EXERCISE TASK
Reproduce the data exactly and drop any pictures it holds.

[Figure content listings]

※

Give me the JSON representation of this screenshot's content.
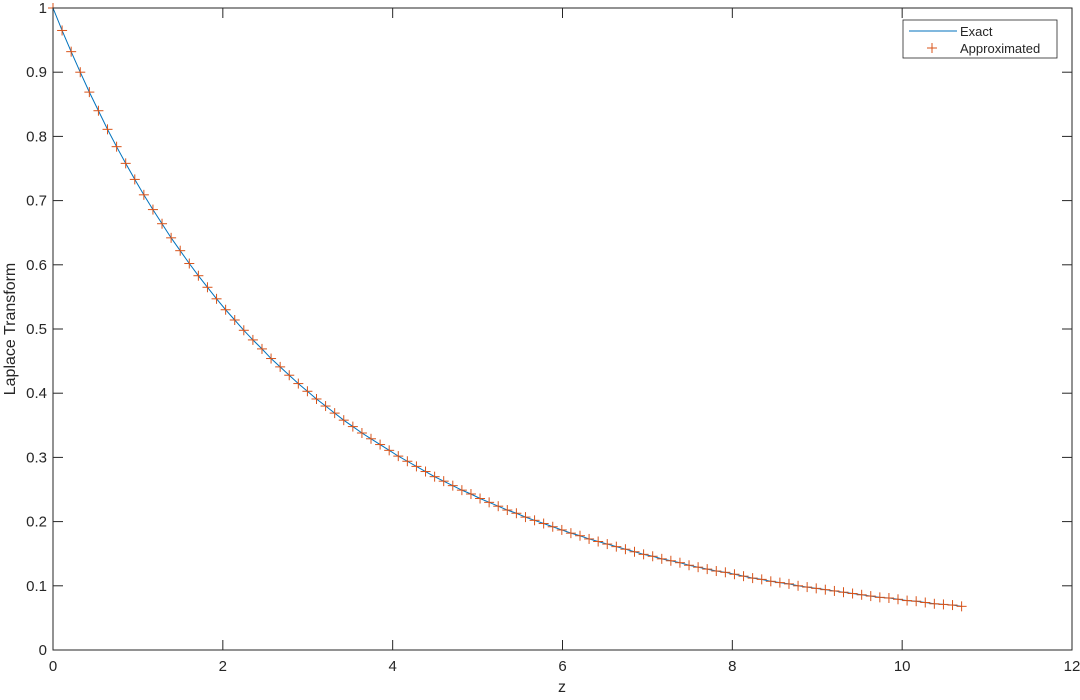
{
  "chart_data": {
    "type": "line",
    "title": "",
    "xlabel": "z",
    "ylabel": "Laplace Transform",
    "xlim": [
      0,
      12
    ],
    "ylim": [
      0,
      1
    ],
    "xticks": [
      0,
      2,
      4,
      6,
      8,
      10,
      12
    ],
    "yticks": [
      0,
      0.1,
      0.2,
      0.3,
      0.4,
      0.5,
      0.6,
      0.7,
      0.8,
      0.9,
      1
    ],
    "xtick_labels": [
      "0",
      "2",
      "4",
      "6",
      "8",
      "10",
      "12"
    ],
    "ytick_labels": [
      "0",
      "0.1",
      "0.2",
      "0.3",
      "0.4",
      "0.5",
      "0.6",
      "0.7",
      "0.8",
      "0.9",
      "1"
    ],
    "grid": false,
    "legend_position": "top-right",
    "x": [
      0,
      0.107,
      0.214,
      0.321,
      0.428,
      0.535,
      0.642,
      0.749,
      0.856,
      0.963,
      1.07,
      1.177,
      1.284,
      1.391,
      1.498,
      1.605,
      1.712,
      1.819,
      1.926,
      2.033,
      2.14,
      2.247,
      2.354,
      2.461,
      2.568,
      2.675,
      2.782,
      2.889,
      2.996,
      3.103,
      3.21,
      3.317,
      3.424,
      3.531,
      3.638,
      3.745,
      3.852,
      3.959,
      4.066,
      4.173,
      4.28,
      4.387,
      4.494,
      4.601,
      4.708,
      4.815,
      4.922,
      5.029,
      5.136,
      5.243,
      5.35,
      5.457,
      5.564,
      5.671,
      5.778,
      5.885,
      5.992,
      6.099,
      6.206,
      6.313,
      6.42,
      6.527,
      6.634,
      6.741,
      6.848,
      6.955,
      7.062,
      7.169,
      7.276,
      7.383,
      7.49,
      7.597,
      7.704,
      7.811,
      7.918,
      8.025,
      8.132,
      8.239,
      8.346,
      8.453,
      8.56,
      8.667,
      8.774,
      8.881,
      8.988,
      9.095,
      9.202,
      9.309,
      9.416,
      9.523,
      9.63,
      9.737,
      9.844,
      9.951,
      10.058,
      10.165,
      10.272,
      10.379,
      10.486,
      10.593,
      10.7
    ],
    "series": [
      {
        "name": "Exact",
        "style": "line",
        "color": "#0072BD",
        "values": [
          1,
          0.965,
          0.932,
          0.9,
          0.869,
          0.84,
          0.811,
          0.784,
          0.758,
          0.733,
          0.709,
          0.686,
          0.664,
          0.642,
          0.622,
          0.602,
          0.583,
          0.565,
          0.547,
          0.53,
          0.514,
          0.498,
          0.483,
          0.469,
          0.454,
          0.441,
          0.428,
          0.415,
          0.403,
          0.391,
          0.38,
          0.369,
          0.358,
          0.348,
          0.338,
          0.329,
          0.32,
          0.311,
          0.302,
          0.294,
          0.286,
          0.278,
          0.27,
          0.263,
          0.256,
          0.249,
          0.243,
          0.236,
          0.23,
          0.224,
          0.218,
          0.213,
          0.207,
          0.202,
          0.197,
          0.192,
          0.187,
          0.182,
          0.178,
          0.173,
          0.169,
          0.165,
          0.161,
          0.157,
          0.153,
          0.149,
          0.146,
          0.142,
          0.139,
          0.136,
          0.132,
          0.129,
          0.126,
          0.123,
          0.121,
          0.118,
          0.115,
          0.112,
          0.11,
          0.107,
          0.105,
          0.103,
          0.1,
          0.098,
          0.096,
          0.094,
          0.092,
          0.09,
          0.088,
          0.086,
          0.084,
          0.082,
          0.081,
          0.079,
          0.077,
          0.076,
          0.074,
          0.072,
          0.071,
          0.07,
          0.068
        ]
      },
      {
        "name": "Approximated",
        "style": "marker-plus",
        "color": "#D95319",
        "values": [
          1,
          0.965,
          0.932,
          0.9,
          0.869,
          0.84,
          0.811,
          0.784,
          0.758,
          0.733,
          0.709,
          0.686,
          0.664,
          0.642,
          0.622,
          0.602,
          0.583,
          0.565,
          0.547,
          0.53,
          0.514,
          0.498,
          0.483,
          0.469,
          0.454,
          0.441,
          0.428,
          0.415,
          0.403,
          0.391,
          0.38,
          0.369,
          0.358,
          0.348,
          0.338,
          0.329,
          0.32,
          0.311,
          0.302,
          0.294,
          0.286,
          0.278,
          0.27,
          0.263,
          0.256,
          0.249,
          0.243,
          0.236,
          0.23,
          0.224,
          0.218,
          0.213,
          0.207,
          0.202,
          0.197,
          0.192,
          0.187,
          0.182,
          0.178,
          0.173,
          0.169,
          0.165,
          0.161,
          0.157,
          0.153,
          0.149,
          0.146,
          0.142,
          0.139,
          0.136,
          0.132,
          0.129,
          0.126,
          0.123,
          0.121,
          0.118,
          0.115,
          0.112,
          0.11,
          0.107,
          0.105,
          0.103,
          0.1,
          0.098,
          0.096,
          0.094,
          0.092,
          0.09,
          0.088,
          0.086,
          0.084,
          0.082,
          0.081,
          0.079,
          0.077,
          0.076,
          0.074,
          0.072,
          0.071,
          0.07,
          0.068
        ]
      }
    ]
  }
}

※

SOLVED EXERCISE
Give me the JSON representation of this screenshot's content.
{
  "chart_data": {
    "type": "line",
    "title": "",
    "xlabel": "z",
    "ylabel": "Laplace Transform",
    "xlim": [
      0,
      12
    ],
    "ylim": [
      0,
      1
    ],
    "xticks": [
      0,
      2,
      4,
      6,
      8,
      10,
      12
    ],
    "yticks": [
      0,
      0.1,
      0.2,
      0.3,
      0.4,
      0.5,
      0.6,
      0.7,
      0.8,
      0.9,
      1
    ],
    "xtick_labels": [
      "0",
      "2",
      "4",
      "6",
      "8",
      "10",
      "12"
    ],
    "ytick_labels": [
      "0",
      "0.1",
      "0.2",
      "0.3",
      "0.4",
      "0.5",
      "0.6",
      "0.7",
      "0.8",
      "0.9",
      "1"
    ],
    "grid": false,
    "legend_position": "top-right",
    "x": [
      0,
      0.107,
      0.214,
      0.321,
      0.428,
      0.535,
      0.642,
      0.749,
      0.856,
      0.963,
      1.07,
      1.177,
      1.284,
      1.391,
      1.498,
      1.605,
      1.712,
      1.819,
      1.926,
      2.033,
      2.14,
      2.247,
      2.354,
      2.461,
      2.568,
      2.675,
      2.782,
      2.889,
      2.996,
      3.103,
      3.21,
      3.317,
      3.424,
      3.531,
      3.638,
      3.745,
      3.852,
      3.959,
      4.066,
      4.173,
      4.28,
      4.387,
      4.494,
      4.601,
      4.708,
      4.815,
      4.922,
      5.029,
      5.136,
      5.243,
      5.35,
      5.457,
      5.564,
      5.671,
      5.778,
      5.885,
      5.992,
      6.099,
      6.206,
      6.313,
      6.42,
      6.527,
      6.634,
      6.741,
      6.848,
      6.955,
      7.062,
      7.169,
      7.276,
      7.383,
      7.49,
      7.597,
      7.704,
      7.811,
      7.918,
      8.025,
      8.132,
      8.239,
      8.346,
      8.453,
      8.56,
      8.667,
      8.774,
      8.881,
      8.988,
      9.095,
      9.202,
      9.309,
      9.416,
      9.523,
      9.63,
      9.737,
      9.844,
      9.951,
      10.058,
      10.165,
      10.272,
      10.379,
      10.486,
      10.593,
      10.7
    ],
    "series": [
      {
        "name": "Exact",
        "style": "line",
        "color": "#0072BD",
        "values": [
          1,
          0.965,
          0.932,
          0.9,
          0.869,
          0.84,
          0.811,
          0.784,
          0.758,
          0.733,
          0.709,
          0.686,
          0.664,
          0.642,
          0.622,
          0.602,
          0.583,
          0.565,
          0.547,
          0.53,
          0.514,
          0.498,
          0.483,
          0.469,
          0.454,
          0.441,
          0.428,
          0.415,
          0.403,
          0.391,
          0.38,
          0.369,
          0.358,
          0.348,
          0.338,
          0.329,
          0.32,
          0.311,
          0.302,
          0.294,
          0.286,
          0.278,
          0.27,
          0.263,
          0.256,
          0.249,
          0.243,
          0.236,
          0.23,
          0.224,
          0.218,
          0.213,
          0.207,
          0.202,
          0.197,
          0.192,
          0.187,
          0.182,
          0.178,
          0.173,
          0.169,
          0.165,
          0.161,
          0.157,
          0.153,
          0.149,
          0.146,
          0.142,
          0.139,
          0.136,
          0.132,
          0.129,
          0.126,
          0.123,
          0.121,
          0.118,
          0.115,
          0.112,
          0.11,
          0.107,
          0.105,
          0.103,
          0.1,
          0.098,
          0.096,
          0.094,
          0.092,
          0.09,
          0.088,
          0.086,
          0.084,
          0.082,
          0.081,
          0.079,
          0.077,
          0.076,
          0.074,
          0.072,
          0.071,
          0.07,
          0.068
        ]
      },
      {
        "name": "Approximated",
        "style": "marker-plus",
        "color": "#D95319",
        "values": [
          1,
          0.965,
          0.932,
          0.9,
          0.869,
          0.84,
          0.811,
          0.784,
          0.758,
          0.733,
          0.709,
          0.686,
          0.664,
          0.642,
          0.622,
          0.602,
          0.583,
          0.565,
          0.547,
          0.53,
          0.514,
          0.498,
          0.483,
          0.469,
          0.454,
          0.441,
          0.428,
          0.415,
          0.403,
          0.391,
          0.38,
          0.369,
          0.358,
          0.348,
          0.338,
          0.329,
          0.32,
          0.311,
          0.302,
          0.294,
          0.286,
          0.278,
          0.27,
          0.263,
          0.256,
          0.249,
          0.243,
          0.236,
          0.23,
          0.224,
          0.218,
          0.213,
          0.207,
          0.202,
          0.197,
          0.192,
          0.187,
          0.182,
          0.178,
          0.173,
          0.169,
          0.165,
          0.161,
          0.157,
          0.153,
          0.149,
          0.146,
          0.142,
          0.139,
          0.136,
          0.132,
          0.129,
          0.126,
          0.123,
          0.121,
          0.118,
          0.115,
          0.112,
          0.11,
          0.107,
          0.105,
          0.103,
          0.1,
          0.098,
          0.096,
          0.094,
          0.092,
          0.09,
          0.088,
          0.086,
          0.084,
          0.082,
          0.081,
          0.079,
          0.077,
          0.076,
          0.074,
          0.072,
          0.071,
          0.07,
          0.068
        ]
      }
    ]
  }
}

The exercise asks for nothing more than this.